>> Start

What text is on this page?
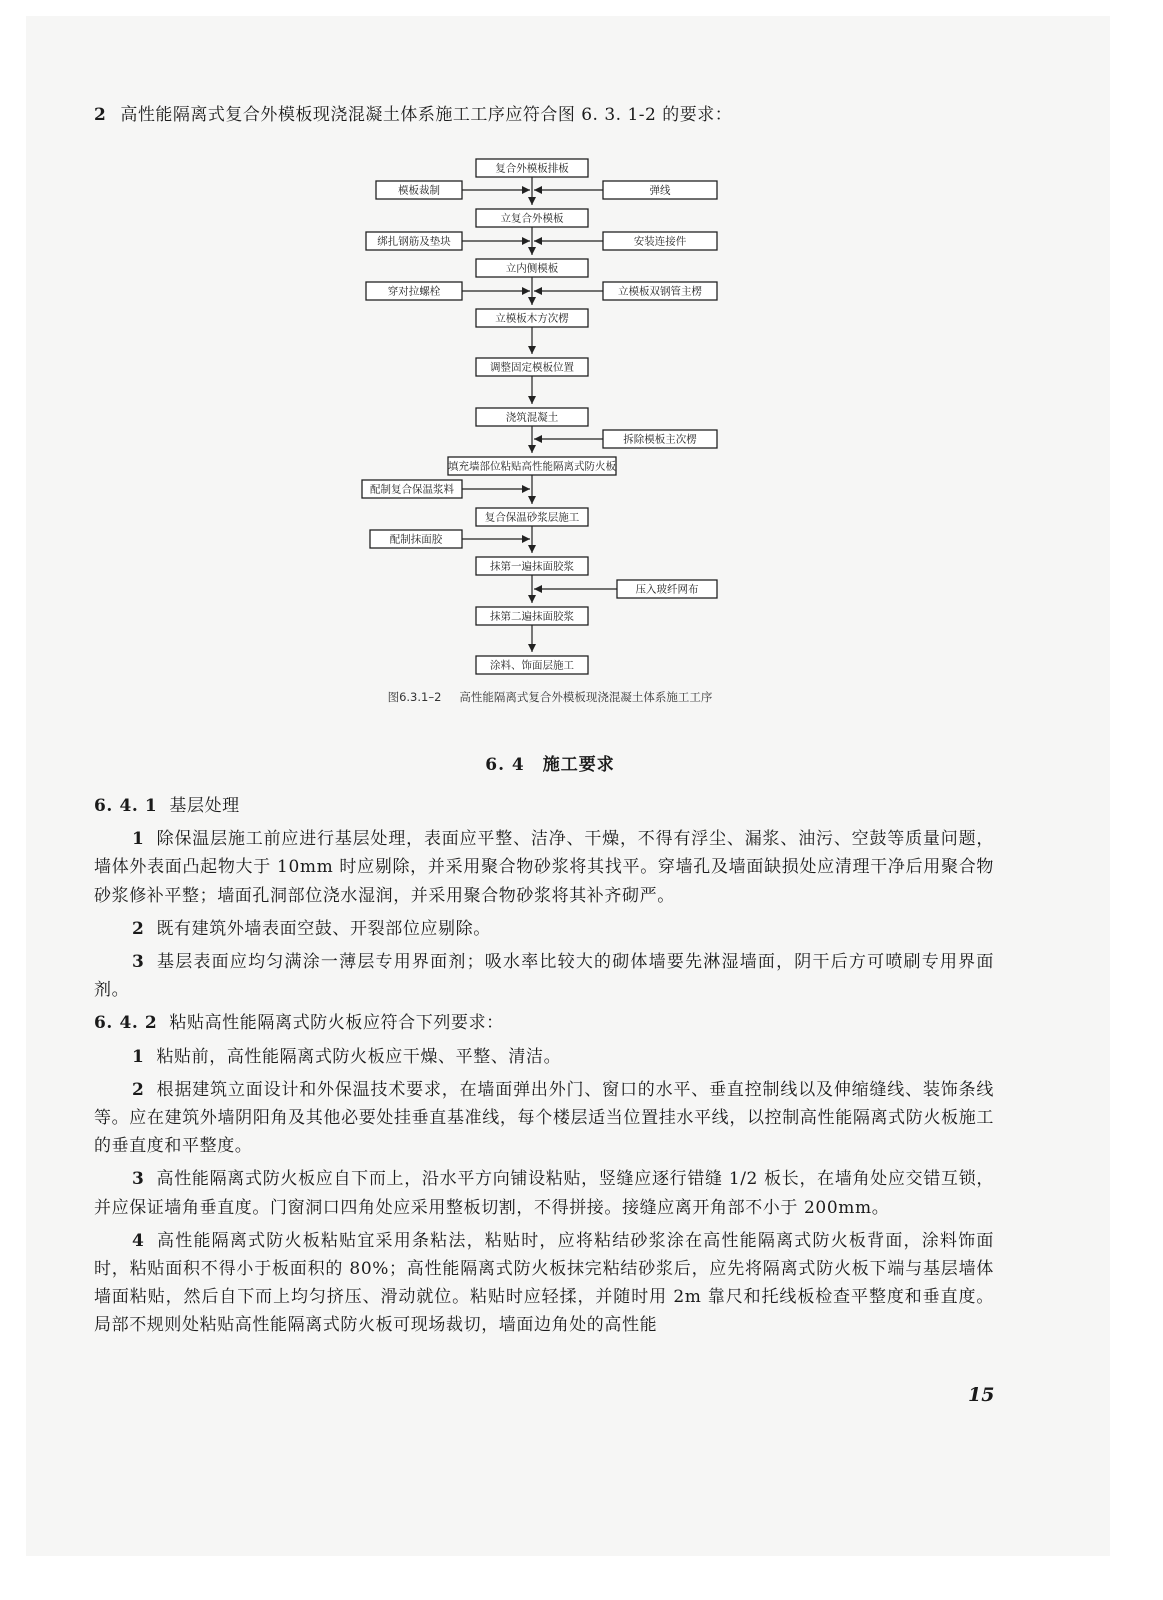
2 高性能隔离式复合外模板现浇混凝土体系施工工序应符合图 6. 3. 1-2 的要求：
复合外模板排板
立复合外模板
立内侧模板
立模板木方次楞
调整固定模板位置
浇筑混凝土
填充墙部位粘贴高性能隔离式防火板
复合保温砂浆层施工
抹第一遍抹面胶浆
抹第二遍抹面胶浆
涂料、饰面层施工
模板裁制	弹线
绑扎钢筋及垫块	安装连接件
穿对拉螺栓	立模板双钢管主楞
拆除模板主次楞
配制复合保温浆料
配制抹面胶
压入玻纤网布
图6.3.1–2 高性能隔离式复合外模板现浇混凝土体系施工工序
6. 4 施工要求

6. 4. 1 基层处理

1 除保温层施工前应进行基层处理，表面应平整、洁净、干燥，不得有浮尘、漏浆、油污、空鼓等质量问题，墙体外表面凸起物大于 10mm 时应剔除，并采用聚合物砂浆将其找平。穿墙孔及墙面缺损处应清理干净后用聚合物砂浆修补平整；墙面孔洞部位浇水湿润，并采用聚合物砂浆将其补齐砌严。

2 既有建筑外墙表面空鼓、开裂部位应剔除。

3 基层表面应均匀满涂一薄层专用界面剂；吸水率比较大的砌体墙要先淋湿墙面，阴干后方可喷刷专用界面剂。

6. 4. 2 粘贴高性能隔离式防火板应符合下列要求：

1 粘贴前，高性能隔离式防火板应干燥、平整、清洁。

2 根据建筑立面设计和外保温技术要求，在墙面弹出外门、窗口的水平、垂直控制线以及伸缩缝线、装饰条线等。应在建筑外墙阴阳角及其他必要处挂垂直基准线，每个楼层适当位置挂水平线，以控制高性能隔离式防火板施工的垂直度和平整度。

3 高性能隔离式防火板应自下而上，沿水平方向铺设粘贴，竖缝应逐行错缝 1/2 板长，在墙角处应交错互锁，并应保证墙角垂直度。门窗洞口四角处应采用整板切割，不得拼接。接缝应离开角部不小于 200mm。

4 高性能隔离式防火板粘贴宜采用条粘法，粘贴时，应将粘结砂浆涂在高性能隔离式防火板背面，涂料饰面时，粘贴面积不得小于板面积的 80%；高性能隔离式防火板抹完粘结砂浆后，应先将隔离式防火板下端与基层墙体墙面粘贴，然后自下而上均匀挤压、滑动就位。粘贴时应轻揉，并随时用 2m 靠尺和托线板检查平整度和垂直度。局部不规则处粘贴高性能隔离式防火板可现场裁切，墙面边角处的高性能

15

>> End
>> Start

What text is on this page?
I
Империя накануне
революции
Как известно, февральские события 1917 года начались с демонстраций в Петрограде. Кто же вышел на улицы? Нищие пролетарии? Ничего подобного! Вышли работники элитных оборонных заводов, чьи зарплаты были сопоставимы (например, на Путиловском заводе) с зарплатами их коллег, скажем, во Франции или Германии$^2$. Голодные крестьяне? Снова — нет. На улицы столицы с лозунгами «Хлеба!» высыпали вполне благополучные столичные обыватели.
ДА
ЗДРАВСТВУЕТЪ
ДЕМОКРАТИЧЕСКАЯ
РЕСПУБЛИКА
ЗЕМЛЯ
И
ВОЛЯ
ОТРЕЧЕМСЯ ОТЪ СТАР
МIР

>> End
>> Start

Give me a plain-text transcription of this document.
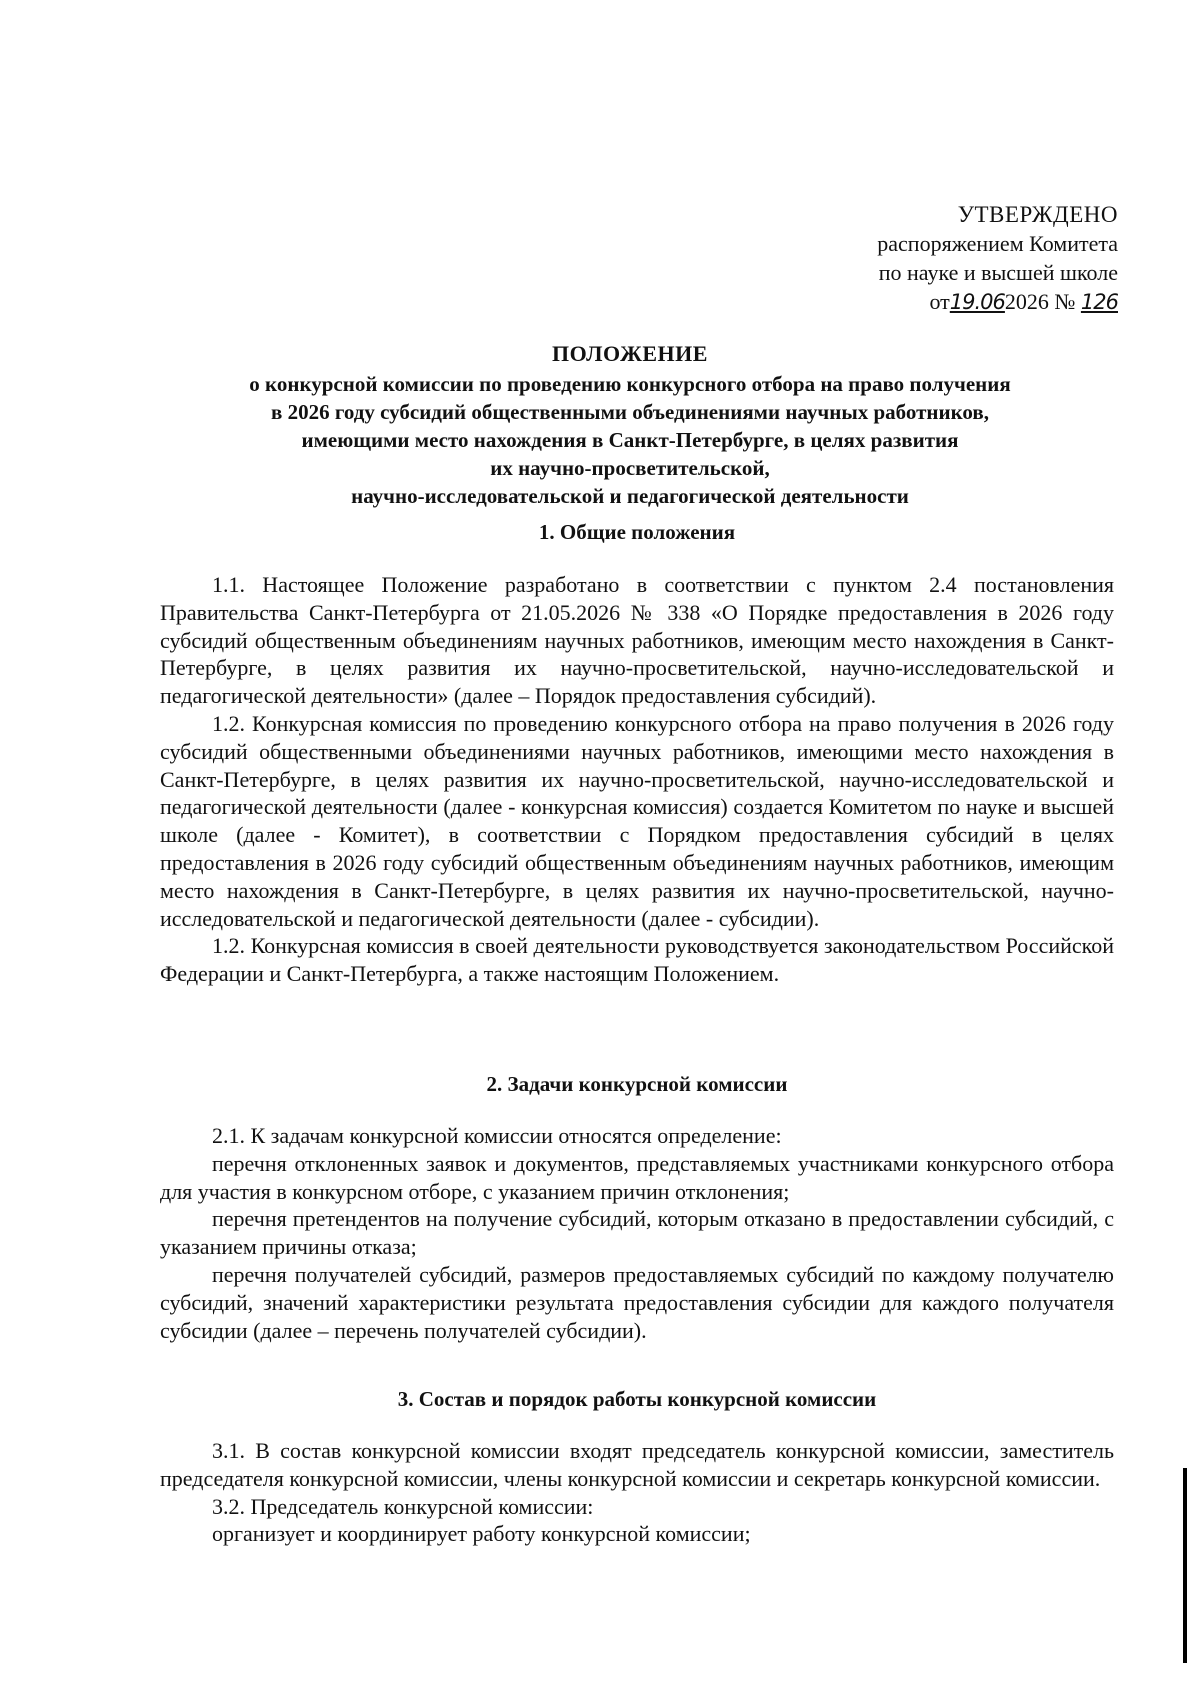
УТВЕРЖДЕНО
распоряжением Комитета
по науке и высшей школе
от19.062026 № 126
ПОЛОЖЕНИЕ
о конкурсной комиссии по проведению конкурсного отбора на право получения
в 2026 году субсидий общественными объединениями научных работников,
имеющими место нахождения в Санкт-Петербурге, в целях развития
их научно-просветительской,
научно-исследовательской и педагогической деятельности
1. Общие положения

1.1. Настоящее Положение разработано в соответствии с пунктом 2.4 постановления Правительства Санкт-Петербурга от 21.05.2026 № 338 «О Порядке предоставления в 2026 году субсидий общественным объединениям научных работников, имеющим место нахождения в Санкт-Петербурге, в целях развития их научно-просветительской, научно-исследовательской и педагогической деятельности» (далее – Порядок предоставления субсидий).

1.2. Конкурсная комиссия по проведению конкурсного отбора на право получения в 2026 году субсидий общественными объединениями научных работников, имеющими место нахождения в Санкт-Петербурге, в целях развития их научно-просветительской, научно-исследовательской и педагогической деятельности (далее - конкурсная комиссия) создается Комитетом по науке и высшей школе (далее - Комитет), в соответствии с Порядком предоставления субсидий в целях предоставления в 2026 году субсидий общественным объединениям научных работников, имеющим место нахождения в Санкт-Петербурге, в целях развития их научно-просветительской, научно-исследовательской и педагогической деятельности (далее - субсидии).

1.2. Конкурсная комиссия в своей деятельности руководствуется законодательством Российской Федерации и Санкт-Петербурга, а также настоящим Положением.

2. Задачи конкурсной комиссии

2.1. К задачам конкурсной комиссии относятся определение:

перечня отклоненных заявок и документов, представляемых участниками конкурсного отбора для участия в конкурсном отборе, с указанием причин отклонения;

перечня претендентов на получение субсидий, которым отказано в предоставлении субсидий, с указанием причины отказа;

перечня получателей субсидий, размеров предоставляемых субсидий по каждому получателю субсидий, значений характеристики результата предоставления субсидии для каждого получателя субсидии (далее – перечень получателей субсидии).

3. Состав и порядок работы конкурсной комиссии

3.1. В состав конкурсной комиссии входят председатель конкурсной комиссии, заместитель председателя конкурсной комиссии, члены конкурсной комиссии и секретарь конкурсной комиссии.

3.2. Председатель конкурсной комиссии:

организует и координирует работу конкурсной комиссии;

>> End

* What you will do *
Count every line of the records that holds the string "конкурсного". Write only the total.

* Finished exercise *
3